#### MATERIAL PROVIDED
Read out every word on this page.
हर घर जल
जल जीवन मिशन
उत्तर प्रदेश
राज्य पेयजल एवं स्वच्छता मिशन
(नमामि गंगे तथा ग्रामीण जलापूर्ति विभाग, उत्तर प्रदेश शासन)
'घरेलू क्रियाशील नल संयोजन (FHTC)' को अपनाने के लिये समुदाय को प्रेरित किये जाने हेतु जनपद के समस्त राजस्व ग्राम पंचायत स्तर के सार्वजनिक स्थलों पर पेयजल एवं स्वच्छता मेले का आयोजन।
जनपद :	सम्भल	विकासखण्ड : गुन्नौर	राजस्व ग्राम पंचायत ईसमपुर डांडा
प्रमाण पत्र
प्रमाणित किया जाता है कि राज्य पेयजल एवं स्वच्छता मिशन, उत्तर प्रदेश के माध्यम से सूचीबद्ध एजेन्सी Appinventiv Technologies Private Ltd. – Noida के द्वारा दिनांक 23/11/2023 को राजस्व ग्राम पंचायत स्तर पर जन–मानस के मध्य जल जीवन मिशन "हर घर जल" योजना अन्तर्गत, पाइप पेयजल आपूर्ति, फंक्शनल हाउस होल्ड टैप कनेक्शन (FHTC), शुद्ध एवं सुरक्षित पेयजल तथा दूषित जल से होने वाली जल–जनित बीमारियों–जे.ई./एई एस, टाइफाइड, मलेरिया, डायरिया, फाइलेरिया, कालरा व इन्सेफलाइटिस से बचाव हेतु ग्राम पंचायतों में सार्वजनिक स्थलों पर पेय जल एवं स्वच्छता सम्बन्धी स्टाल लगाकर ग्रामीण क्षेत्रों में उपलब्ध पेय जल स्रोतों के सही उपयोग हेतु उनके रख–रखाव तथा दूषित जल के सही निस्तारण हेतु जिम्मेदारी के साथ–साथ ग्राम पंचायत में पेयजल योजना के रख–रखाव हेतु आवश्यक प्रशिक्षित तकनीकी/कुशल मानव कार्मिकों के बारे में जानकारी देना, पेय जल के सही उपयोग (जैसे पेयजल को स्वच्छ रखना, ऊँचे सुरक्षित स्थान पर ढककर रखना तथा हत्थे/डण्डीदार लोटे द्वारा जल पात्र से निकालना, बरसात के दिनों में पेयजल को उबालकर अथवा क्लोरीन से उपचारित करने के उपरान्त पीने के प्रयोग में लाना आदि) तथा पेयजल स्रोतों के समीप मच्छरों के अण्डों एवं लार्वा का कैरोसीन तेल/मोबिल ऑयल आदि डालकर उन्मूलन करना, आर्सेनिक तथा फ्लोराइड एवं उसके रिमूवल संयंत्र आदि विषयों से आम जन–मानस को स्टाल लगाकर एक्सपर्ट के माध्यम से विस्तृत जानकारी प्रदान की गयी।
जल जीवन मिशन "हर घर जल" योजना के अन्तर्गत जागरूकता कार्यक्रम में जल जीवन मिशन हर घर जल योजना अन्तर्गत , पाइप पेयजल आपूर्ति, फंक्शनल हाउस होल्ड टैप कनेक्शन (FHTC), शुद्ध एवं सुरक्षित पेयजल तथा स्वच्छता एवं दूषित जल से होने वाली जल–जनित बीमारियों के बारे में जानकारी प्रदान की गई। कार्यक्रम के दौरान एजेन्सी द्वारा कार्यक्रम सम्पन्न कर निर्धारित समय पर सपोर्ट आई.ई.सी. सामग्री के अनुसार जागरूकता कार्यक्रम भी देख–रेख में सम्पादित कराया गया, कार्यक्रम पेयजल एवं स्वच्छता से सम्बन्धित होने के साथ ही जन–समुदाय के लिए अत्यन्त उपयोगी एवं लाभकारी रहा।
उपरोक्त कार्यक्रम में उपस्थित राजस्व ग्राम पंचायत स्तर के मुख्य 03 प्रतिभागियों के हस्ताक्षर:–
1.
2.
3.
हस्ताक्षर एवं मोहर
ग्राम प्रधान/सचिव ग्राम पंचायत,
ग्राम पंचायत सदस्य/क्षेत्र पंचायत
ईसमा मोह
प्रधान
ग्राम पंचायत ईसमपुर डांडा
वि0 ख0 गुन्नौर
########
PROBLEM DESCRIPTION: Restate every line of the data word for word.

RESPONSE:
Read out every word on this page.
हर घर जल
जल जीवन मिशन
उत्तर प्रदेश
राज्य पेयजल एवं स्वच्छता मिशन
(नमामि गंगे तथा ग्रामीण जलापूर्ति विभाग, उत्तर प्रदेश शासन)
'घरेलू क्रियाशील नल संयोजन (FHTC)' को अपनाने के लिये समुदाय को प्रेरित किये जाने हेतु जनपद के समस्त राजस्व ग्राम पंचायत स्तर के सार्वजनिक स्थलों पर पेयजल एवं स्वच्छता मेले का आयोजन।
जनपद :	सम्भल	विकासखण्ड : गुन्नौर	राजस्व ग्राम पंचायत ईसमपुर डांडा
प्रमाण पत्र
प्रमाणित किया जाता है कि राज्य पेयजल एवं स्वच्छता मिशन, उत्तर प्रदेश के माध्यम से सूचीबद्ध एजेन्सी Appinventiv Technologies Private Ltd. – Noida के द्वारा दिनांक 23/11/2023 को राजस्व ग्राम पंचायत स्तर पर जन–मानस के मध्य जल जीवन मिशन "हर घर जल" योजना अन्तर्गत, पाइप पेयजल आपूर्ति, फंक्शनल हाउस होल्ड टैप कनेक्शन (FHTC), शुद्ध एवं सुरक्षित पेयजल तथा दूषित जल से होने वाली जल–जनित बीमारियों–जे.ई./एई एस, टाइफाइड, मलेरिया, डायरिया, फाइलेरिया, कालरा व इन्सेफलाइटिस से बचाव हेतु ग्राम पंचायतों में सार्वजनिक स्थलों पर पेय जल एवं स्वच्छता सम्बन्धी स्टाल लगाकर ग्रामीण क्षेत्रों में उपलब्ध पेय जल स्रोतों के सही उपयोग हेतु उनके रख–रखाव तथा दूषित जल के सही निस्तारण हेतु जिम्मेदारी के साथ–साथ ग्राम पंचायत में पेयजल योजना के रख–रखाव हेतु आवश्यक प्रशिक्षित तकनीकी/कुशल मानव कार्मिकों के बारे में जानकारी देना, पेय जल के सही उपयोग (जैसे पेयजल को स्वच्छ रखना, ऊँचे सुरक्षित स्थान पर ढककर रखना तथा हत्थे/डण्डीदार लोटे द्वारा जल पात्र से निकालना, बरसात के दिनों में पेयजल को उबालकर अथवा क्लोरीन से उपचारित करने के उपरान्त पीने के प्रयोग में लाना आदि) तथा पेयजल स्रोतों के समीप मच्छरों के अण्डों एवं लार्वा का कैरोसीन तेल/मोबिल ऑयल आदि डालकर उन्मूलन करना, आर्सेनिक तथा फ्लोराइड एवं उसके रिमूवल संयंत्र आदि विषयों से आम जन–मानस को स्टाल लगाकर एक्सपर्ट के माध्यम से विस्तृत जानकारी प्रदान की गयी।
जल जीवन मिशन "हर घर जल" योजना के अन्तर्गत जागरूकता कार्यक्रम में जल जीवन मिशन हर घर जल योजना अन्तर्गत , पाइप पेयजल आपूर्ति, फंक्शनल हाउस होल्ड टैप कनेक्शन (FHTC), शुद्ध एवं सुरक्षित पेयजल तथा स्वच्छता एवं दूषित जल से होने वाली जल–जनित बीमारियों के बारे में जानकारी प्रदान की गई। कार्यक्रम के दौरान एजेन्सी द्वारा कार्यक्रम सम्पन्न कर निर्धारित समय पर सपोर्ट आई.ई.सी. सामग्री के अनुसार जागरूकता कार्यक्रम भी देख–रेख में सम्पादित कराया गया, कार्यक्रम पेयजल एवं स्वच्छता से सम्बन्धित होने के साथ ही जन–समुदाय के लिए अत्यन्त उपयोगी एवं लाभकारी रहा।
उपरोक्त कार्यक्रम में उपस्थित राजस्व ग्राम पंचायत स्तर के मुख्य 03 प्रतिभागियों के हस्ताक्षर:–
1.
2.
3.
हस्ताक्षर एवं मोहर
ग्राम प्रधान/सचिव ग्राम पंचायत,
ग्राम पंचायत सदस्य/क्षेत्र पंचायत
ईसमा मोह
प्रधान
ग्राम पंचायत ईसमपुर डांडा
वि0 ख0 गुन्नौर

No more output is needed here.